### Raw records
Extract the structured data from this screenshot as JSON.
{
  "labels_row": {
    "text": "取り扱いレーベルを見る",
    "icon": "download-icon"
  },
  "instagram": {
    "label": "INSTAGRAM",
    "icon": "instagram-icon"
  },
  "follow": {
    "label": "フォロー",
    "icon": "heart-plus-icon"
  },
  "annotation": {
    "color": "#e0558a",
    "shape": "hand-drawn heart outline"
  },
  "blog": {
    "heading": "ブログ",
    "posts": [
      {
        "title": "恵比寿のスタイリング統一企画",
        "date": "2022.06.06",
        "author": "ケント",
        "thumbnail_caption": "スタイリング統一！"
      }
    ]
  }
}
######
■ Exercise prompt ■
Copy out the full material exactly as it appears.

■ Finished task ■
Extract the structured data from this screenshot as JSON.
{
  "labels_row": {
    "text": "取り扱いレーベルを見る",
    "icon": "download-icon"
  },
  "instagram": {
    "label": "INSTAGRAM",
    "icon": "instagram-icon"
  },
  "follow": {
    "label": "フォロー",
    "icon": "heart-plus-icon"
  },
  "annotation": {
    "color": "#e0558a",
    "shape": "hand-drawn heart outline"
  },
  "blog": {
    "heading": "ブログ",
    "posts": [
      {
        "title": "恵比寿のスタイリング統一企画",
        "date": "2022.06.06",
        "author": "ケント",
        "thumbnail_caption": "スタイリング統一！"
      }
    ]
  }
}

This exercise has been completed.